Sift the listing for lines that hold the string "Middle" and pull them out.

Dataset entries on figures:
***

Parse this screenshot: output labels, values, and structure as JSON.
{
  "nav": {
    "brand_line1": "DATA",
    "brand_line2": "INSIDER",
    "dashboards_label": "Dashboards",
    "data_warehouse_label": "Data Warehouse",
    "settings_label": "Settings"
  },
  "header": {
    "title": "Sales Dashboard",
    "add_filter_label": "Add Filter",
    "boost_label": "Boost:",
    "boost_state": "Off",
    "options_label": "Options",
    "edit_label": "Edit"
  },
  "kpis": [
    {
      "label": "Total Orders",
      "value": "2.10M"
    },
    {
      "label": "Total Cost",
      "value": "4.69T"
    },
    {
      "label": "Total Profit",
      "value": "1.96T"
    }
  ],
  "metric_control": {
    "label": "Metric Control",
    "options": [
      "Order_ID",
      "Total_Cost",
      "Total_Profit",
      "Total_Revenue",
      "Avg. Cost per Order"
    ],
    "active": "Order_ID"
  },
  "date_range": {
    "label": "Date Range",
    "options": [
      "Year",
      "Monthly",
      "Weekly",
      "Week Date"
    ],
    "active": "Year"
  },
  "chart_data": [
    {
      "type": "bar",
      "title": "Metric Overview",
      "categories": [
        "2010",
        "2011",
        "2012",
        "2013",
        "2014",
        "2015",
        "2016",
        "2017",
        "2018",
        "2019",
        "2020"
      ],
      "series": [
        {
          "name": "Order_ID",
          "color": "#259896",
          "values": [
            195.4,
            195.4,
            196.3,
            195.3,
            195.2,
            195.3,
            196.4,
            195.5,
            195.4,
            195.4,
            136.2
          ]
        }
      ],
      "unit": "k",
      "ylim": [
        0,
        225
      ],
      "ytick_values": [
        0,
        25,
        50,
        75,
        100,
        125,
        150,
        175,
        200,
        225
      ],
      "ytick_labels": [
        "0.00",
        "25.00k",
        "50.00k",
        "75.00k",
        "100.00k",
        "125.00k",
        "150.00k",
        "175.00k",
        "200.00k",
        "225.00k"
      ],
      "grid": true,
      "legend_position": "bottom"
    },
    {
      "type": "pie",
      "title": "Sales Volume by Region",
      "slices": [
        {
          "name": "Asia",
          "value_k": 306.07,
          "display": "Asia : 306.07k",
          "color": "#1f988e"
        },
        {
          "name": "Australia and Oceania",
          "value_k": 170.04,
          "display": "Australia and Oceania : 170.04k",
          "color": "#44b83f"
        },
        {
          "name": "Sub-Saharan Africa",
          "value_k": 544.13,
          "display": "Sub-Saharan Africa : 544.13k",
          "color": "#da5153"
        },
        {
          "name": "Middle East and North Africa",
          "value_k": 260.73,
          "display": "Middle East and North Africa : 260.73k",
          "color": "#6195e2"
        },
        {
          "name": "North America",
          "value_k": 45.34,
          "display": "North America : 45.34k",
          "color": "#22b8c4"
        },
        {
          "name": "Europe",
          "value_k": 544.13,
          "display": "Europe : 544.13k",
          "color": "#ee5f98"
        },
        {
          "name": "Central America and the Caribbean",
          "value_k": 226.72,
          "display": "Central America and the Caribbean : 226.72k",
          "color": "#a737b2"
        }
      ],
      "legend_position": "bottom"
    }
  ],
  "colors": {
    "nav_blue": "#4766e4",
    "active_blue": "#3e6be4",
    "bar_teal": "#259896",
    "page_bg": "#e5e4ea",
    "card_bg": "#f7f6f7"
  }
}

***

SOLVED EXERCISE:
          "name": "Middle East and North Africa",
          "display": "Middle East and North Africa : 260.73k",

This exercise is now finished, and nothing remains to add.